## RECORDS FOR THE EXERCISE:
┄┄┄┄┄┄

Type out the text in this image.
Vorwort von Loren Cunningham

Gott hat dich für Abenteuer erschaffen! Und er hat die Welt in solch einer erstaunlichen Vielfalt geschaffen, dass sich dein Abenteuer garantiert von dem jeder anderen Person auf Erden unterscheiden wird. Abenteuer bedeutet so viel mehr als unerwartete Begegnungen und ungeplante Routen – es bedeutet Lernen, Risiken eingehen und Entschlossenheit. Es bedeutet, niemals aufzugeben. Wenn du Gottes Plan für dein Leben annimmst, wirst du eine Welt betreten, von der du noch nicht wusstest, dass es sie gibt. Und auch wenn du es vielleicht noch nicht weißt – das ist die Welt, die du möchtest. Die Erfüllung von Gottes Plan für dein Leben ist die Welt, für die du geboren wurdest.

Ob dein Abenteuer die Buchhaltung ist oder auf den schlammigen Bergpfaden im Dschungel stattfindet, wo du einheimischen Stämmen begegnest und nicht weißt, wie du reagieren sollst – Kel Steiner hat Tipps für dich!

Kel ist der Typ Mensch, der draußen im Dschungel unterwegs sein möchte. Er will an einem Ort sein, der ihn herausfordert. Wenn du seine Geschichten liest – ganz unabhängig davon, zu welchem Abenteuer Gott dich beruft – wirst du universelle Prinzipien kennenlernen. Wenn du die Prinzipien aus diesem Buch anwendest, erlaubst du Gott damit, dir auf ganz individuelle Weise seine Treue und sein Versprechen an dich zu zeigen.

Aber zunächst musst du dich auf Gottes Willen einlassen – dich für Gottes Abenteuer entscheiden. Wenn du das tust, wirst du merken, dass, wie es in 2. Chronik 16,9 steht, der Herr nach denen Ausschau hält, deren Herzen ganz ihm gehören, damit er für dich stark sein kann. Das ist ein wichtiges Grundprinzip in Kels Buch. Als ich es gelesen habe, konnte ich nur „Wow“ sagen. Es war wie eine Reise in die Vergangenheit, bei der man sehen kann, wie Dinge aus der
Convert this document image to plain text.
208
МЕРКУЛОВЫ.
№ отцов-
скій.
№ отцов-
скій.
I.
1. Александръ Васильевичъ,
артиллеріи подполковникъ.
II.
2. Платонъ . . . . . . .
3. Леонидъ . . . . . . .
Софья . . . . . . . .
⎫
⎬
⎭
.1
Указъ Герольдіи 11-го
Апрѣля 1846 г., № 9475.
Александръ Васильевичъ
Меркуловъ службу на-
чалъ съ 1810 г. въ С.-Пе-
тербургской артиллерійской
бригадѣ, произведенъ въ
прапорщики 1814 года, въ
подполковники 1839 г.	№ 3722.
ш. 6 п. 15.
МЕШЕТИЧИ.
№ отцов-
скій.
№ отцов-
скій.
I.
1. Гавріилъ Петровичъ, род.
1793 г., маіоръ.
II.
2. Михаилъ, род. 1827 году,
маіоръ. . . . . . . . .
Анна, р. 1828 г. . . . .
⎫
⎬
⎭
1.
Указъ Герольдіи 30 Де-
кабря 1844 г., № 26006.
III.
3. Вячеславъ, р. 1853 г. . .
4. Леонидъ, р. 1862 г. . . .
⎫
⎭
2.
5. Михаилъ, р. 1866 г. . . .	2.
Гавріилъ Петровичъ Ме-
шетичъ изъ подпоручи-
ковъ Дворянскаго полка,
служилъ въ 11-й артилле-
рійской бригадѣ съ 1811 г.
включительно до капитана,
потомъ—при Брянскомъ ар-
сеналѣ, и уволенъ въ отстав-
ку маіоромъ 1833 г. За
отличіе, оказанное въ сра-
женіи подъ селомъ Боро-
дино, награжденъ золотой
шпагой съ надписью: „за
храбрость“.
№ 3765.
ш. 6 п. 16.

┄┄┄┄┄┄

## PROBLEM TO WORK ON:
Return exactly the lines from the line bearing "Convert this document image to plain text." to the end of the records, inclusive of both; include no other lines.

## EXERCISE SOLUTION:
Convert this document image to plain text.
208
МЕРКУЛОВЫ.
№ отцов-
скій.
№ отцов-
скій.
I.
1. Александръ Васильевичъ,
артиллеріи подполковникъ.
II.
2. Платонъ . . . . . . .
3. Леонидъ . . . . . . .
Софья . . . . . . . .
⎫
⎬
⎭
.1
Указъ Герольдіи 11-го
Апрѣля 1846 г., № 9475.
Александръ Васильевичъ
Меркуловъ службу на-
чалъ съ 1810 г. въ С.-Пе-
тербургской артиллерійской
бригадѣ, произведенъ въ
прапорщики 1814 года, въ
подполковники 1839 г.	№ 3722.
ш. 6 п. 15.
МЕШЕТИЧИ.
№ отцов-
скій.
№ отцов-
скій.
I.
1. Гавріилъ Петровичъ, род.
1793 г., маіоръ.
II.
2. Михаилъ, род. 1827 году,
маіоръ. . . . . . . . .
Анна, р. 1828 г. . . . .
⎫
⎬
⎭
1.
Указъ Герольдіи 30 Де-
кабря 1844 г., № 26006.
III.
3. Вячеславъ, р. 1853 г. . .
4. Леонидъ, р. 1862 г. . . .
⎫
⎭
2.
5. Михаилъ, р. 1866 г. . . .	2.
Гавріилъ Петровичъ Ме-
шетичъ изъ подпоручи-
ковъ Дворянскаго полка,
служилъ въ 11-й артилле-
рійской бригадѣ съ 1811 г.
включительно до капитана,
потомъ—при Брянскомъ ар-
сеналѣ, и уволенъ въ отстав-
ку маіоромъ 1833 г. За
отличіе, оказанное въ сра-
женіи подъ селомъ Боро-
дино, награжденъ золотой
шпагой съ надписью: „за
храбрость“.
№ 3765.
ш. 6 п. 16.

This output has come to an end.